[What you will do]
Reproduce all the entries exactly.

[Source data]

_ _ _

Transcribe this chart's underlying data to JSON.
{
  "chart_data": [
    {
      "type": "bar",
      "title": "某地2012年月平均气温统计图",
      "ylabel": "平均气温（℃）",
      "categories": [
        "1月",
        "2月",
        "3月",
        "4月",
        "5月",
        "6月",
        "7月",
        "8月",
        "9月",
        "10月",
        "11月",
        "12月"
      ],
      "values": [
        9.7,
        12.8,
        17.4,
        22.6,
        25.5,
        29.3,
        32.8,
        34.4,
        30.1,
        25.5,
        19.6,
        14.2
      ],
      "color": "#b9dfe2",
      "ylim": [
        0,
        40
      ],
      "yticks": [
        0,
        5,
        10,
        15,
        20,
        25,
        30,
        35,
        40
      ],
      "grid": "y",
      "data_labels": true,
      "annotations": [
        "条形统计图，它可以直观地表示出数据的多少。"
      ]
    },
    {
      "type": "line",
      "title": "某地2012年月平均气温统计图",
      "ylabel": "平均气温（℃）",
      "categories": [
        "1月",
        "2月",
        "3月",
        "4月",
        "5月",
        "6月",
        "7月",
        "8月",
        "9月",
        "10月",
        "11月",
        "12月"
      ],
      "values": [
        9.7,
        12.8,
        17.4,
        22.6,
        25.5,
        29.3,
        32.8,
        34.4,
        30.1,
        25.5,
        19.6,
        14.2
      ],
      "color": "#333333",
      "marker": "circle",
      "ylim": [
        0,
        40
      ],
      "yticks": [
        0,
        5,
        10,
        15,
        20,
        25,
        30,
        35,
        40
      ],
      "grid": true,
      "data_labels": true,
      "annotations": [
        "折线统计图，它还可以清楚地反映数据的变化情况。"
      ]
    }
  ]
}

_ _ _

[Exercise solution]
Transcribe this chart's underlying data to JSON.
{
  "chart_data": [
    {
      "type": "bar",
      "title": "某地2012年月平均气温统计图",
      "ylabel": "平均气温（℃）",
      "categories": [
        "1月",
        "2月",
        "3月",
        "4月",
        "5月",
        "6月",
        "7月",
        "8月",
        "9月",
        "10月",
        "11月",
        "12月"
      ],
      "values": [
        9.7,
        12.8,
        17.4,
        22.6,
        25.5,
        29.3,
        32.8,
        34.4,
        30.1,
        25.5,
        19.6,
        14.2
      ],
      "color": "#b9dfe2",
      "ylim": [
        0,
        40
      ],
      "yticks": [
        0,
        5,
        10,
        15,
        20,
        25,
        30,
        35,
        40
      ],
      "grid": "y",
      "data_labels": true,
      "annotations": [
        "条形统计图，它可以直观地表示出数据的多少。"
      ]
    },
    {
      "type": "line",
      "title": "某地2012年月平均气温统计图",
      "ylabel": "平均气温（℃）",
      "categories": [
        "1月",
        "2月",
        "3月",
        "4月",
        "5月",
        "6月",
        "7月",
        "8月",
        "9月",
        "10月",
        "11月",
        "12月"
      ],
      "values": [
        9.7,
        12.8,
        17.4,
        22.6,
        25.5,
        29.3,
        32.8,
        34.4,
        30.1,
        25.5,
        19.6,
        14.2
      ],
      "color": "#333333",
      "marker": "circle",
      "ylim": [
        0,
        40
      ],
      "yticks": [
        0,
        5,
        10,
        15,
        20,
        25,
        30,
        35,
        40
      ],
      "grid": true,
      "data_labels": true,
      "annotations": [
        "折线统计图，它还可以清楚地反映数据的变化情况。"
      ]
    }
  ]
}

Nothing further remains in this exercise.